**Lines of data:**
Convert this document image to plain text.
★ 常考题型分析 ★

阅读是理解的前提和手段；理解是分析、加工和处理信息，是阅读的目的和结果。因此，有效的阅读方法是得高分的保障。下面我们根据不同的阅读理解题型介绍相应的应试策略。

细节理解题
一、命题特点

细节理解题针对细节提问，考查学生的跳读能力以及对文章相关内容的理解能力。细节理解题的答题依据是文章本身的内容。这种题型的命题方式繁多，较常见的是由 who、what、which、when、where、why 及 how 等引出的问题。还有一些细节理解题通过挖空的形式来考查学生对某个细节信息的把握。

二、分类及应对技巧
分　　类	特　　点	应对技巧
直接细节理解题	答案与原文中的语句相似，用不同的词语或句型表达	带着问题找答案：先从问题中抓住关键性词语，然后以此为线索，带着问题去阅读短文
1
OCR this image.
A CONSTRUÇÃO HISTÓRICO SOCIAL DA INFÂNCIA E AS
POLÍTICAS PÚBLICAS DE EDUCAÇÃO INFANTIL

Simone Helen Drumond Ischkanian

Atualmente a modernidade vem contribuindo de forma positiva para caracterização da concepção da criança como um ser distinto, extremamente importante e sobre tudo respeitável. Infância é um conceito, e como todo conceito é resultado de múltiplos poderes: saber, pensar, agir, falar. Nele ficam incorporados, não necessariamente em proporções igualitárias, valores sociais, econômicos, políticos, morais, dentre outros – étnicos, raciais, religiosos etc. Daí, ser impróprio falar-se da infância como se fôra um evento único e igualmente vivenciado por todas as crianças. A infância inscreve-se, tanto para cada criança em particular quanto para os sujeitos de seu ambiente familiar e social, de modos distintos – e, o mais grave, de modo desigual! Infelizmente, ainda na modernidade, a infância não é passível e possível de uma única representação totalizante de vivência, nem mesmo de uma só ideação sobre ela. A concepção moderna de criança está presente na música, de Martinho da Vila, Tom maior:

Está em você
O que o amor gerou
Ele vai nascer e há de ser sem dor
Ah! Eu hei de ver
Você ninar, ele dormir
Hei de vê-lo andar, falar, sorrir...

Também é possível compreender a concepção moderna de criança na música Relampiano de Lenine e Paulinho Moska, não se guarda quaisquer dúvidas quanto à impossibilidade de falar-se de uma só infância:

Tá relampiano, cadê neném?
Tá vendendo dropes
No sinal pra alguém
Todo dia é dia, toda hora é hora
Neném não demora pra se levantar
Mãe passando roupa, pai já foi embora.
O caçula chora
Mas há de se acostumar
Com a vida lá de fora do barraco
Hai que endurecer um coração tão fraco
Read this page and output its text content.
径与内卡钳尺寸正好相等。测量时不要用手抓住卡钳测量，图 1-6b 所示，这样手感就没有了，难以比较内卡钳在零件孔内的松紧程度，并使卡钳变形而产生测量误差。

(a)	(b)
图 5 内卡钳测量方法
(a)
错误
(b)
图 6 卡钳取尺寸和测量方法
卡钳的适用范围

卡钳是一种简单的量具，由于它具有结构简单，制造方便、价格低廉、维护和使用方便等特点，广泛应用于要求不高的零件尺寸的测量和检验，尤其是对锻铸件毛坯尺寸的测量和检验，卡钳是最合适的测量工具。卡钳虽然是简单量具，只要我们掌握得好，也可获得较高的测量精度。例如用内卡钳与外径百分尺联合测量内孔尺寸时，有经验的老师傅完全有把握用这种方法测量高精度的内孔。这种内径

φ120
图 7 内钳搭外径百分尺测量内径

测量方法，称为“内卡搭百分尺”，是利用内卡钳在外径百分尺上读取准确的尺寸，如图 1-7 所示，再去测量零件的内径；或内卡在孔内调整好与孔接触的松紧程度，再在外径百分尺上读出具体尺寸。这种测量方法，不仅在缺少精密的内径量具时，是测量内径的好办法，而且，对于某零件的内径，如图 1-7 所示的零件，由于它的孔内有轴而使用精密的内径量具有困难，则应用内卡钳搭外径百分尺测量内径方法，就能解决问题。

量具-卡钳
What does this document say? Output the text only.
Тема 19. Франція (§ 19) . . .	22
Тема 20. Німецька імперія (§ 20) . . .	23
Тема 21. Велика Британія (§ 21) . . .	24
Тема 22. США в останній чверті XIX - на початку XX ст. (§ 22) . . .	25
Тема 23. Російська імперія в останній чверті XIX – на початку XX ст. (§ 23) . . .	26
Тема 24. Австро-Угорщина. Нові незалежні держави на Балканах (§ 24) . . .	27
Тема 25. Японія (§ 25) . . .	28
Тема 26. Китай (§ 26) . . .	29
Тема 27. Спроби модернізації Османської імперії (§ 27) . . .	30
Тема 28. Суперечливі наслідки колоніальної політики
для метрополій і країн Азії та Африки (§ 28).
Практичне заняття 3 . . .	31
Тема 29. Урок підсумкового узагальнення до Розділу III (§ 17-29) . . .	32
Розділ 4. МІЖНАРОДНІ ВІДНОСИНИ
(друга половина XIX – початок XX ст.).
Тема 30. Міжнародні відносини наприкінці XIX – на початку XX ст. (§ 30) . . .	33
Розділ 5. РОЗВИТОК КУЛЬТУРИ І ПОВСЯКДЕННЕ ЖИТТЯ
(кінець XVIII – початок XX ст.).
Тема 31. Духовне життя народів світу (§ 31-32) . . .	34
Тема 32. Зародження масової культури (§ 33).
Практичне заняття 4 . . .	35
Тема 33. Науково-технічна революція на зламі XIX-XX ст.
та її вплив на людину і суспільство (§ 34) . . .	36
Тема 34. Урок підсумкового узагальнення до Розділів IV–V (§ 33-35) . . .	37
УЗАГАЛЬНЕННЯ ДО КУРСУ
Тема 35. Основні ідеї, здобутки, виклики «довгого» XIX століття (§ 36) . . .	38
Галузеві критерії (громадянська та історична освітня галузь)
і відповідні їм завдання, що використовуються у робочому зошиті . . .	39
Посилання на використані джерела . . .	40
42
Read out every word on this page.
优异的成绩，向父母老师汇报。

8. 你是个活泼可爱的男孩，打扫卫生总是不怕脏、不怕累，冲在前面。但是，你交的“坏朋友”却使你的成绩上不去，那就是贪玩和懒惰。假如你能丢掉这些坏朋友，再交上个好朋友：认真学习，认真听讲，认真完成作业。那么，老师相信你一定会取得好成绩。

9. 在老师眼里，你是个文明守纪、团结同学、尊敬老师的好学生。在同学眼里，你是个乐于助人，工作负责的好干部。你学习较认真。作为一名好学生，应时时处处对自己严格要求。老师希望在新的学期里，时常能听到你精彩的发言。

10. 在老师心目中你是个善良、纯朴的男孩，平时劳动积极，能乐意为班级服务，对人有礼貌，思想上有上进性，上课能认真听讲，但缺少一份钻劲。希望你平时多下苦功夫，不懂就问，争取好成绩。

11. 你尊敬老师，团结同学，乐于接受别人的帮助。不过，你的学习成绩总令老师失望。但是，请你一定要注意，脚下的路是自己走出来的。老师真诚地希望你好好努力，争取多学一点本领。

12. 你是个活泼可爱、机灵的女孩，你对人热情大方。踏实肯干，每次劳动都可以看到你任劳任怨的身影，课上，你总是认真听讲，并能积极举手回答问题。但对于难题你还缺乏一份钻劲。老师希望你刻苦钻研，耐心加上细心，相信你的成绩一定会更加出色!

**Task brief:** Reply with nothing except the number of lines in the listing above that include "团结同学".

**Problem solution:** 2